What you need to do =>
Under this task are some entries; return every one of them exactly.

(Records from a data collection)

'''

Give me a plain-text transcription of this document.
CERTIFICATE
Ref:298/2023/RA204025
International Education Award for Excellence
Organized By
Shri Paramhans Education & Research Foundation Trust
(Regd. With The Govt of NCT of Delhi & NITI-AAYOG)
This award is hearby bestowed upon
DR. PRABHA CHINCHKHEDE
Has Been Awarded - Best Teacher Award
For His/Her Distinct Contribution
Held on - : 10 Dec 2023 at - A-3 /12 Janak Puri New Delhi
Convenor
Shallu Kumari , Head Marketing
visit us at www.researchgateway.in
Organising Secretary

'''

Written reply =>
Give me a plain-text transcription of this document.
CERTIFICATE
Ref:298/2023/RA204025
International Education Award for Excellence
Organized By
Shri Paramhans Education & Research Foundation Trust
(Regd. With The Govt of NCT of Delhi & NITI-AAYOG)
This award is hearby bestowed upon
DR. PRABHA CHINCHKHEDE
Has Been Awarded - Best Teacher Award
For His/Her Distinct Contribution
Held on - : 10 Dec 2023 at - A-3 /12 Janak Puri New Delhi
Convenor
Shallu Kumari , Head Marketing
visit us at www.researchgateway.in
Organising Secretary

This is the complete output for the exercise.